The problem>
Every line of the data that contains the string "derecha" must be copied.

○ ○ ○ ○ ○ ○ ○

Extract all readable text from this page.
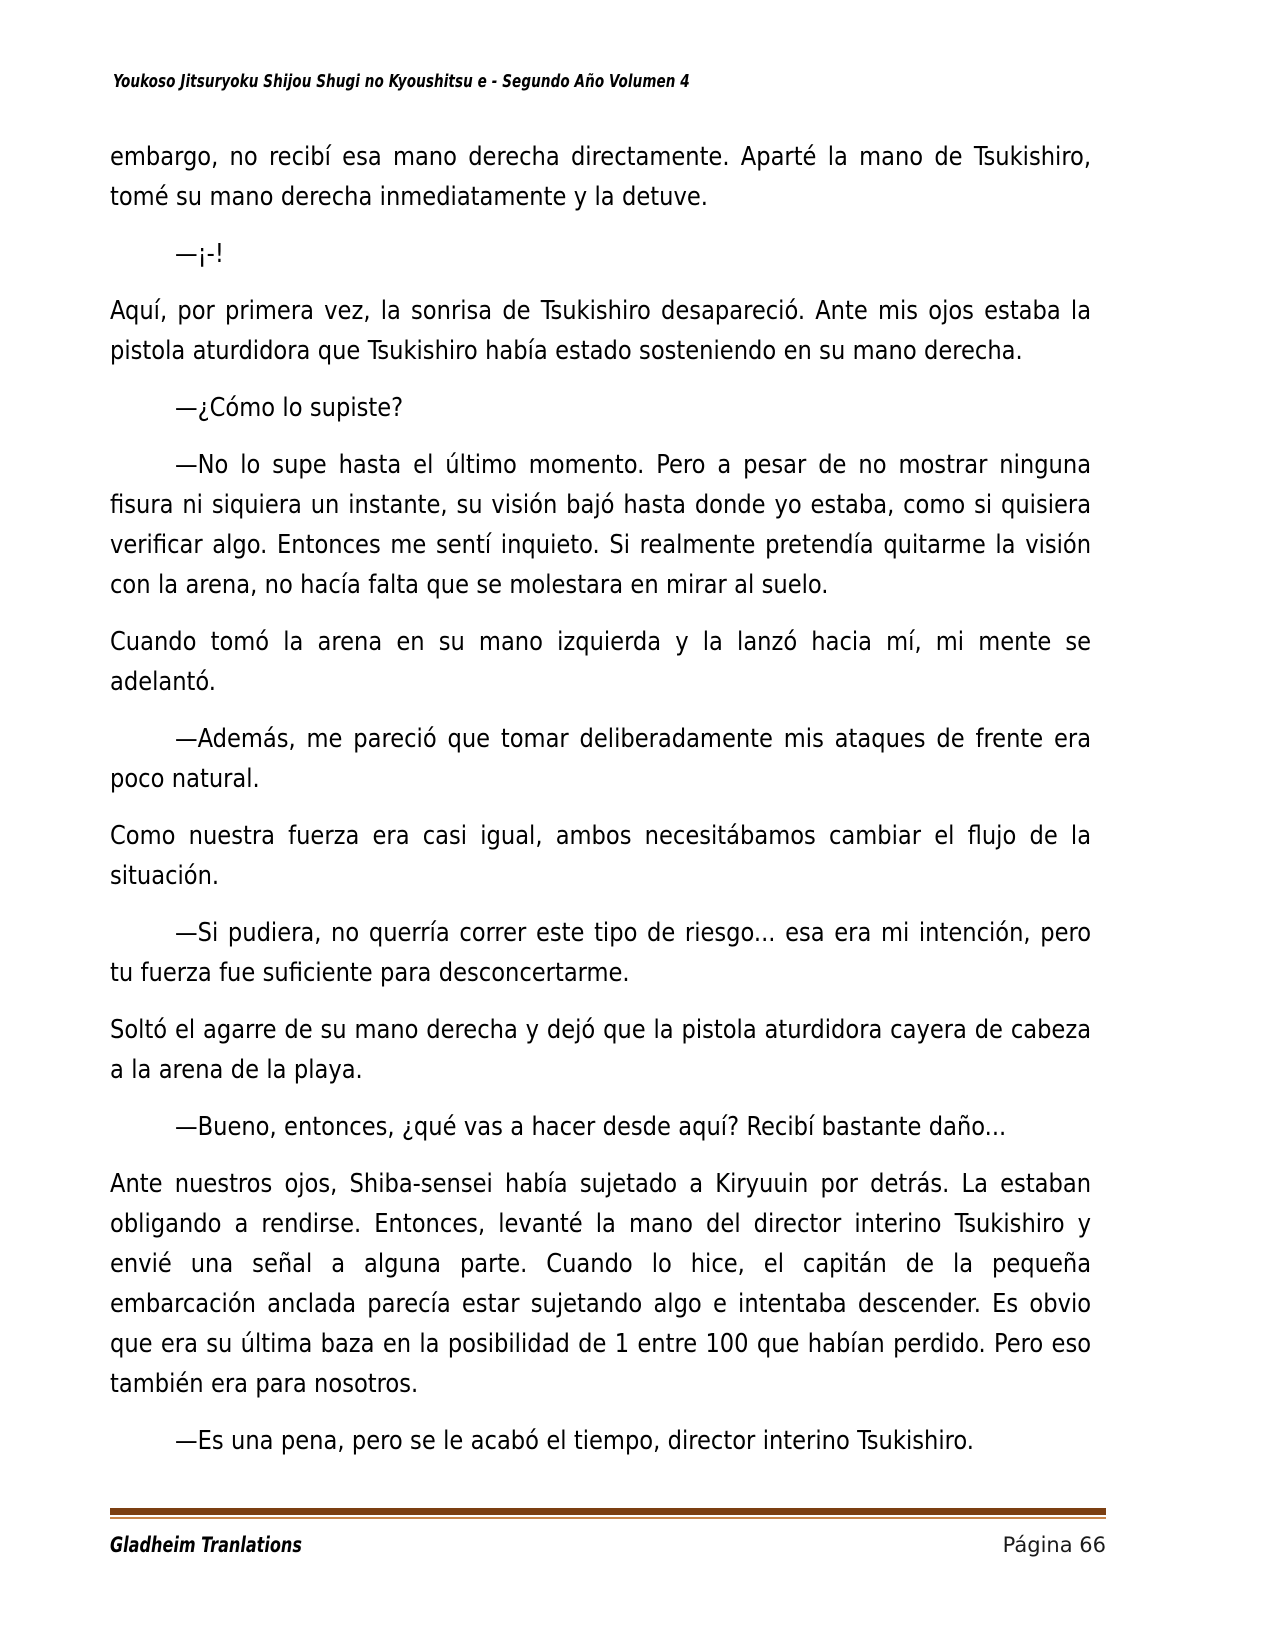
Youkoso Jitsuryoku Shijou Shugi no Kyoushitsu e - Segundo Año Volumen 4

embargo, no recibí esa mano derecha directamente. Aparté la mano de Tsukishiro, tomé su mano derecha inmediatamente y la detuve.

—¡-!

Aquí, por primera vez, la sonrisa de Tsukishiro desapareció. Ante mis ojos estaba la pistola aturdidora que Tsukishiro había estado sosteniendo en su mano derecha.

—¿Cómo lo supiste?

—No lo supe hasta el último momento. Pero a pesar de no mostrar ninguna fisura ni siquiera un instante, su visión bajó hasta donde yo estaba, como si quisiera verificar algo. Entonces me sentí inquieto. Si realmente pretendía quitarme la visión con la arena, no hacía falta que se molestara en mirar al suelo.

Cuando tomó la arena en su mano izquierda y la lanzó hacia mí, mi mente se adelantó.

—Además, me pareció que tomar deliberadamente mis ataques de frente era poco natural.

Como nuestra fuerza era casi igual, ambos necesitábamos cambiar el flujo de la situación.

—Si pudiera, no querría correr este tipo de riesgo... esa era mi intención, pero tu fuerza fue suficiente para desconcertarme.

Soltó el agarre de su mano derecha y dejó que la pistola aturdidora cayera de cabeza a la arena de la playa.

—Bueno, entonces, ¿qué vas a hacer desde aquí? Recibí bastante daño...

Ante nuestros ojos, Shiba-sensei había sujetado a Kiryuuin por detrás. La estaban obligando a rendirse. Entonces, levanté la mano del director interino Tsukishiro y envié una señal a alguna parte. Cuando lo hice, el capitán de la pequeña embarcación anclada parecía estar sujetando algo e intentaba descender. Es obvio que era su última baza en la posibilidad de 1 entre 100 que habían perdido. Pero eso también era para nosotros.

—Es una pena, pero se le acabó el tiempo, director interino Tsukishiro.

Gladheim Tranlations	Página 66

○ ○ ○ ○ ○ ○ ○

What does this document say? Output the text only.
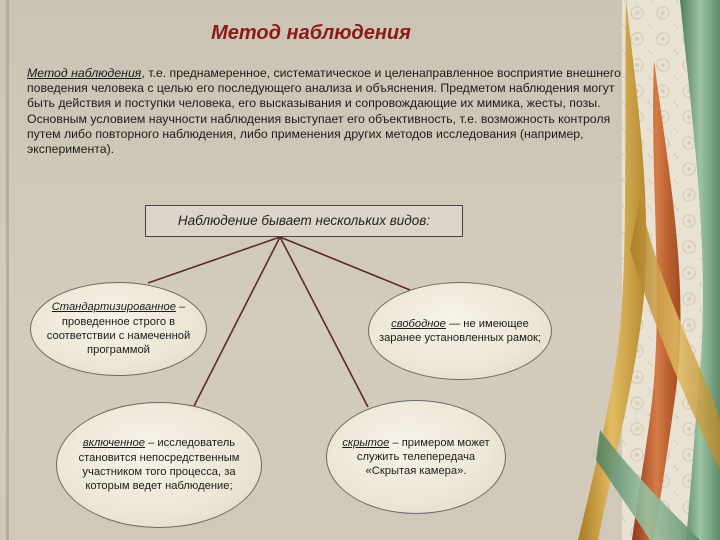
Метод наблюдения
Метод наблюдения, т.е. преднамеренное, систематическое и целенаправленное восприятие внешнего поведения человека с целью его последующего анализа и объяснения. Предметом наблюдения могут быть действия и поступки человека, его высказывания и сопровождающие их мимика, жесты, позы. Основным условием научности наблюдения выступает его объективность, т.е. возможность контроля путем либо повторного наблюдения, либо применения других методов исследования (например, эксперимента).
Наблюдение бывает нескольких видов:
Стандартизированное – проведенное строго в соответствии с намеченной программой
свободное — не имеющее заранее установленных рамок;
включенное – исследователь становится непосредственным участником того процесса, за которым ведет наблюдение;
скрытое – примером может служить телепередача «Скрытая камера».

○ ○ ○ ○ ○ ○ ○

Solution for this task>
embargo, no recibí esa mano derecha directamente. Aparté la mano de Tsukishiro, tomé su mano derecha inmediatamente y la detuve.
Aquí, por primera vez, la sonrisa de Tsukishiro desapareció. Ante mis ojos estaba la pistola aturdidora que Tsukishiro había estado sosteniendo en su mano derecha.
Soltó el agarre de su mano derecha y dejó que la pistola aturdidora cayera de cabeza a la arena de la playa.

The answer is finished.